• _Records for the task_
········
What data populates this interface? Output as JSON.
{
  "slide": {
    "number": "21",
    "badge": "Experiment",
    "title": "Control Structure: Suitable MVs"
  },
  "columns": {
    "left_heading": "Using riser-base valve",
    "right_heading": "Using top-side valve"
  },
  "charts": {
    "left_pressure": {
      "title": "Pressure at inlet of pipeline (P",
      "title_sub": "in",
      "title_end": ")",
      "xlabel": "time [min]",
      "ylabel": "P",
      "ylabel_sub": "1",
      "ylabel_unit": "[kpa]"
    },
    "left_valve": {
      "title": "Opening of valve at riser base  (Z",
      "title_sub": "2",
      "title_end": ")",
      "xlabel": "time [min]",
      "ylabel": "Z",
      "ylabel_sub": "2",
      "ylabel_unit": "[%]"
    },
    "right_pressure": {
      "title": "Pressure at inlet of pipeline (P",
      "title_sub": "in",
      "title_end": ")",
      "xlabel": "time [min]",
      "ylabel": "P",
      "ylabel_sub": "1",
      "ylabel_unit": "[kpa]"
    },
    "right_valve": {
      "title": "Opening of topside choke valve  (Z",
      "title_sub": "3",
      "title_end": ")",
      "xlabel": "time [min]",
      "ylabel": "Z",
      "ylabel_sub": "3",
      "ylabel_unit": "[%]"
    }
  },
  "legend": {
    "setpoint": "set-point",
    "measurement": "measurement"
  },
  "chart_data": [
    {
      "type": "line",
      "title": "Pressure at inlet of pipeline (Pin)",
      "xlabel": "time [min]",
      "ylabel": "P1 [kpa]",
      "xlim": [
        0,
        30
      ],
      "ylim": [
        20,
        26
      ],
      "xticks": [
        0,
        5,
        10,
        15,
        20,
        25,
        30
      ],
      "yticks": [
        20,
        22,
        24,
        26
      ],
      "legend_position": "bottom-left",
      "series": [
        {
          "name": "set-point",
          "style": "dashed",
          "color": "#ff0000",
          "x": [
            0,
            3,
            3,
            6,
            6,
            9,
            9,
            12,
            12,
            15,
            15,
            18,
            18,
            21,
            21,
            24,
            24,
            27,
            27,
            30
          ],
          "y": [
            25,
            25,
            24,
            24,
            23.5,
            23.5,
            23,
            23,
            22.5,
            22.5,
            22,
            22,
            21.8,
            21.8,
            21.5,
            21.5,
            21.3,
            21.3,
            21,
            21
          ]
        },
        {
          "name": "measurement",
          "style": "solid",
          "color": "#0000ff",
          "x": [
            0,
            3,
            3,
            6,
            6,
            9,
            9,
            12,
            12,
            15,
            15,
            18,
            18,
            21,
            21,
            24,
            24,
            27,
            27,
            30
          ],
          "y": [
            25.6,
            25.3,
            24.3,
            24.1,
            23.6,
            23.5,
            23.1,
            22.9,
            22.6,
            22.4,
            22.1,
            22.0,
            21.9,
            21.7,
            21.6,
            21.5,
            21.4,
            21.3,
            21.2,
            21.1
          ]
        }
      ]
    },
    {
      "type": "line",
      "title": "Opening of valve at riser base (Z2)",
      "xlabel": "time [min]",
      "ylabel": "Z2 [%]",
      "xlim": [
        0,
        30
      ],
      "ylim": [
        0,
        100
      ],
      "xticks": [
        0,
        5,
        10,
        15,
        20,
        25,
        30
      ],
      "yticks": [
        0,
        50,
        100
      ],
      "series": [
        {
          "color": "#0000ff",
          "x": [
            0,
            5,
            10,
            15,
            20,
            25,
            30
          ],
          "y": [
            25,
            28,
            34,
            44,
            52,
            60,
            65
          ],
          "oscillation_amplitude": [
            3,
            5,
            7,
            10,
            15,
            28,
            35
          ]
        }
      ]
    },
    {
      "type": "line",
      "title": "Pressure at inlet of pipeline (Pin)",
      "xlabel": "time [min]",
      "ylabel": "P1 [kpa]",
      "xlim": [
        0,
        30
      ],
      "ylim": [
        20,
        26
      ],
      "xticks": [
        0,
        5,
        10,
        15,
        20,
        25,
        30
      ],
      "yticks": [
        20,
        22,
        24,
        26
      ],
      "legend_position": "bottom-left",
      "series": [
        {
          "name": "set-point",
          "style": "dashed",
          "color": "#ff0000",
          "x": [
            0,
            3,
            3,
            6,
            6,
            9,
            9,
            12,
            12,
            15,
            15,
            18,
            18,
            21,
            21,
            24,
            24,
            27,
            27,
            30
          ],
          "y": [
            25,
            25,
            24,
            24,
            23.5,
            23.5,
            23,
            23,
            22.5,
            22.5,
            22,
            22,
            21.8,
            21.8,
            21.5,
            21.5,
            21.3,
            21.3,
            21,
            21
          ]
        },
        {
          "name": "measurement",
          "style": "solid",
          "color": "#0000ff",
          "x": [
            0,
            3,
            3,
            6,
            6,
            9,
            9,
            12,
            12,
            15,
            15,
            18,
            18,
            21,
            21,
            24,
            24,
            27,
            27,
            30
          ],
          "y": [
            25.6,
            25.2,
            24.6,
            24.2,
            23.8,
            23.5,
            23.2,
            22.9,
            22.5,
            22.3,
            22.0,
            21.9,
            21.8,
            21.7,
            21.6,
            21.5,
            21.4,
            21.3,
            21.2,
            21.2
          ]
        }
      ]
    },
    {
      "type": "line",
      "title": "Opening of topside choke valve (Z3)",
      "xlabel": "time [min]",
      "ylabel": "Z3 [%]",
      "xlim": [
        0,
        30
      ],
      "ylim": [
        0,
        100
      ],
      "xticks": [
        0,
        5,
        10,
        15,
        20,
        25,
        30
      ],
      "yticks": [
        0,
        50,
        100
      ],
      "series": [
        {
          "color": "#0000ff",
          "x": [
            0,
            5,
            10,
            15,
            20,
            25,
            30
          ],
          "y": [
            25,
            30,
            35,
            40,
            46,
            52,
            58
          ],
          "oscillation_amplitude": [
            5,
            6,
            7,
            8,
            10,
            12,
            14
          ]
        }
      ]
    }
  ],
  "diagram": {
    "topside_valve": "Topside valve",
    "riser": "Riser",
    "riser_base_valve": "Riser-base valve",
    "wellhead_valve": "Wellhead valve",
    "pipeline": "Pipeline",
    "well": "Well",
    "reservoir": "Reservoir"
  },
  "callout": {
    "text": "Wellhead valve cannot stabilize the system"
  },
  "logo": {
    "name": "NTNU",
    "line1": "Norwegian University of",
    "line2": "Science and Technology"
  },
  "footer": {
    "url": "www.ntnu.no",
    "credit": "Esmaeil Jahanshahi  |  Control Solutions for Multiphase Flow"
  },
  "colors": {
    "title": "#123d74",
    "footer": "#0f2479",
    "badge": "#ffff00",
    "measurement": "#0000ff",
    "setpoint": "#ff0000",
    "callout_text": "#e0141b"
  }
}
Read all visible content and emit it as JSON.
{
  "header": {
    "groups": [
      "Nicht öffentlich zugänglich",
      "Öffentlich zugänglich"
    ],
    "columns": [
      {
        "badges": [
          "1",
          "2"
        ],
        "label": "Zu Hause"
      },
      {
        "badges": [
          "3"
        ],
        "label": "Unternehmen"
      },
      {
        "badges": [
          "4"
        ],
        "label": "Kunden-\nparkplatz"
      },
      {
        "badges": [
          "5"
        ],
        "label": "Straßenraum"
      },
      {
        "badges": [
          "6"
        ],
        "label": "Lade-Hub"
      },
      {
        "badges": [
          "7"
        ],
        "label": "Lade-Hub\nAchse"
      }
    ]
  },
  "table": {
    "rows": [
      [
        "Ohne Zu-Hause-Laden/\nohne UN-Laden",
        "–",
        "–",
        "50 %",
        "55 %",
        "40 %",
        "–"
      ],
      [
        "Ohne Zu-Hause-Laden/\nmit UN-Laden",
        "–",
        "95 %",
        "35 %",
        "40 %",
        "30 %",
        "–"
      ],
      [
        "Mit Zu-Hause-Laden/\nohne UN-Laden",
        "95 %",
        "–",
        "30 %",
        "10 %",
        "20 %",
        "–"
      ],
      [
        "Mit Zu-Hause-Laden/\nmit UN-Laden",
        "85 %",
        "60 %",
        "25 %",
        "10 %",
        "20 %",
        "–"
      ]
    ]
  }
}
········
Print exactly the lines above, starting at the line that contains "Read all visible content and emit it as JSON." and ending with the last line of the records, both included.

• _Solution to the problem_
Read all visible content and emit it as JSON.
{
  "header": {
    "groups": [
      "Nicht öffentlich zugänglich",
      "Öffentlich zugänglich"
    ],
    "columns": [
      {
        "badges": [
          "1",
          "2"
        ],
        "label": "Zu Hause"
      },
      {
        "badges": [
          "3"
        ],
        "label": "Unternehmen"
      },
      {
        "badges": [
          "4"
        ],
        "label": "Kunden-\nparkplatz"
      },
      {
        "badges": [
          "5"
        ],
        "label": "Straßenraum"
      },
      {
        "badges": [
          "6"
        ],
        "label": "Lade-Hub"
      },
      {
        "badges": [
          "7"
        ],
        "label": "Lade-Hub\nAchse"
      }
    ]
  },
  "table": {
    "rows": [
      [
        "Ohne Zu-Hause-Laden/\nohne UN-Laden",
        "–",
        "–",
        "50 %",
        "55 %",
        "40 %",
        "–"
      ],
      [
        "Ohne Zu-Hause-Laden/\nmit UN-Laden",
        "–",
        "95 %",
        "35 %",
        "40 %",
        "30 %",
        "–"
      ],
      [
        "Mit Zu-Hause-Laden/\nohne UN-Laden",
        "95 %",
        "–",
        "30 %",
        "10 %",
        "20 %",
        "–"
      ],
      [
        "Mit Zu-Hause-Laden/\nmit UN-Laden",
        "85 %",
        "60 %",
        "25 %",
        "10 %",
        "20 %",
        "–"
      ]
    ]
  }
}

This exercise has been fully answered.